======== Supplied records ========

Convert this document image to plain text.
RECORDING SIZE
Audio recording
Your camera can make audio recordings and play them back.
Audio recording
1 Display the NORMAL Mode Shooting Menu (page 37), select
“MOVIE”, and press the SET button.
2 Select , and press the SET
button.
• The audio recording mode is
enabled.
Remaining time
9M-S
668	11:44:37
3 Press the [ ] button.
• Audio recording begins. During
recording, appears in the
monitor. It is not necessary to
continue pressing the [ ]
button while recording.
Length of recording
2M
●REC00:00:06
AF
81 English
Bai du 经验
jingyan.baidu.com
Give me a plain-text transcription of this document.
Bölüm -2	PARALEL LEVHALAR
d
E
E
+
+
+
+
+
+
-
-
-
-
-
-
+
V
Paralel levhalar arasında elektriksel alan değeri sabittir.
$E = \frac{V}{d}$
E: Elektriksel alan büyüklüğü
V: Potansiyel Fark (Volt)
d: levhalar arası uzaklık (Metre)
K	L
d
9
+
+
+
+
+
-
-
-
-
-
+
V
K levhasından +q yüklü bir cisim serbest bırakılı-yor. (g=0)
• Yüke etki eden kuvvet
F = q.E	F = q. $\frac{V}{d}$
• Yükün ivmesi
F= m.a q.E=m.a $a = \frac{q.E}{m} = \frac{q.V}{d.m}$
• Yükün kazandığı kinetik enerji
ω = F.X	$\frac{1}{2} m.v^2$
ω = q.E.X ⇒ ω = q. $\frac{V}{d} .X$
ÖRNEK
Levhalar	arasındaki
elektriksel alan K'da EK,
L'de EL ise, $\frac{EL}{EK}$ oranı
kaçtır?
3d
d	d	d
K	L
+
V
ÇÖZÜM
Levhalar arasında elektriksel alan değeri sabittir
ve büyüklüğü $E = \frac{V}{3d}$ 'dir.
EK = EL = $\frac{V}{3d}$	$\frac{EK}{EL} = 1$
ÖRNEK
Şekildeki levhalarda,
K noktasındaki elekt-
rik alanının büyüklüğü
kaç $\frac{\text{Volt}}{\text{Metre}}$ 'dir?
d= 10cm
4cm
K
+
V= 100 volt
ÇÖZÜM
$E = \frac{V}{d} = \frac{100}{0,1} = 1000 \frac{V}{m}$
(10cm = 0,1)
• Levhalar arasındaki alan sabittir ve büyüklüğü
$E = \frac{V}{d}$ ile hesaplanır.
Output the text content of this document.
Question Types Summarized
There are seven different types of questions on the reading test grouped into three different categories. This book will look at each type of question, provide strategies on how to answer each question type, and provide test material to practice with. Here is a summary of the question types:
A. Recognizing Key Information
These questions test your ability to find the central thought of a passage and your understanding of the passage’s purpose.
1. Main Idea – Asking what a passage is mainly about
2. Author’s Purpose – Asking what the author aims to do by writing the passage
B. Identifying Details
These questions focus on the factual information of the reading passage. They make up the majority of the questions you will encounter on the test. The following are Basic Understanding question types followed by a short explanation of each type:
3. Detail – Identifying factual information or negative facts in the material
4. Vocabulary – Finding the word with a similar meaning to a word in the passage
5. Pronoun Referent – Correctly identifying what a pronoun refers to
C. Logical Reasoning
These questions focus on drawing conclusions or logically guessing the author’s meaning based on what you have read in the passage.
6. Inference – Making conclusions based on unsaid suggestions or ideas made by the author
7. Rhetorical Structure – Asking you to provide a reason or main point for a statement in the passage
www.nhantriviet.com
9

========

_Objective:_
Retype all of the material above with every character intact.

_Completed task:_
Convert this document image to plain text.
RECORDING SIZE
Audio recording
Your camera can make audio recordings and play them back.
Audio recording
1 Display the NORMAL Mode Shooting Menu (page 37), select
“MOVIE”, and press the SET button.
2 Select , and press the SET
button.
• The audio recording mode is
enabled.
Remaining time
9M-S
668	11:44:37
3 Press the [ ] button.
• Audio recording begins. During
recording, appears in the
monitor. It is not necessary to
continue pressing the [ ]
button while recording.
Length of recording
2M
●REC00:00:06
AF
81 English
Bai du 经验
jingyan.baidu.com
Give me a plain-text transcription of this document.
Bölüm -2	PARALEL LEVHALAR
d
E
E
+
+
+
+
+
+
-
-
-
-
-
-
+
V
Paralel levhalar arasında elektriksel alan değeri sabittir.
$E = \frac{V}{d}$
E: Elektriksel alan büyüklüğü
V: Potansiyel Fark (Volt)
d: levhalar arası uzaklık (Metre)
K	L
d
9
+
+
+
+
+
-
-
-
-
-
+
V
K levhasından +q yüklü bir cisim serbest bırakılı-yor. (g=0)
• Yüke etki eden kuvvet
F = q.E	F = q. $\frac{V}{d}$
• Yükün ivmesi
F= m.a q.E=m.a $a = \frac{q.E}{m} = \frac{q.V}{d.m}$
• Yükün kazandığı kinetik enerji
ω = F.X	$\frac{1}{2} m.v^2$
ω = q.E.X ⇒ ω = q. $\frac{V}{d} .X$
ÖRNEK
Levhalar	arasındaki
elektriksel alan K'da EK,
L'de EL ise, $\frac{EL}{EK}$ oranı
kaçtır?
3d
d	d	d
K	L
+
V
ÇÖZÜM
Levhalar arasında elektriksel alan değeri sabittir
ve büyüklüğü $E = \frac{V}{3d}$ 'dir.
EK = EL = $\frac{V}{3d}$	$\frac{EK}{EL} = 1$
ÖRNEK
Şekildeki levhalarda,
K noktasındaki elekt-
rik alanının büyüklüğü
kaç $\frac{\text{Volt}}{\text{Metre}}$ 'dir?
d= 10cm
4cm
K
+
V= 100 volt
ÇÖZÜM
$E = \frac{V}{d} = \frac{100}{0,1} = 1000 \frac{V}{m}$
(10cm = 0,1)
• Levhalar arasındaki alan sabittir ve büyüklüğü
$E = \frac{V}{d}$ ile hesaplanır.
Output the text content of this document.
Question Types Summarized
There are seven different types of questions on the reading test grouped into three different categories. This book will look at each type of question, provide strategies on how to answer each question type, and provide test material to practice with. Here is a summary of the question types:
A. Recognizing Key Information
These questions test your ability to find the central thought of a passage and your understanding of the passage’s purpose.
1. Main Idea – Asking what a passage is mainly about
2. Author’s Purpose – Asking what the author aims to do by writing the passage
B. Identifying Details
These questions focus on the factual information of the reading passage. They make up the majority of the questions you will encounter on the test. The following are Basic Understanding question types followed by a short explanation of each type:
3. Detail – Identifying factual information or negative facts in the material
4. Vocabulary – Finding the word with a similar meaning to a word in the passage
5. Pronoun Referent – Correctly identifying what a pronoun refers to
C. Logical Reasoning
These questions focus on drawing conclusions or logically guessing the author’s meaning based on what you have read in the passage.
6. Inference – Making conclusions based on unsaid suggestions or ideas made by the author
7. Rhetorical Structure – Asking you to provide a reason or main point for a statement in the passage
www.nhantriviet.com
9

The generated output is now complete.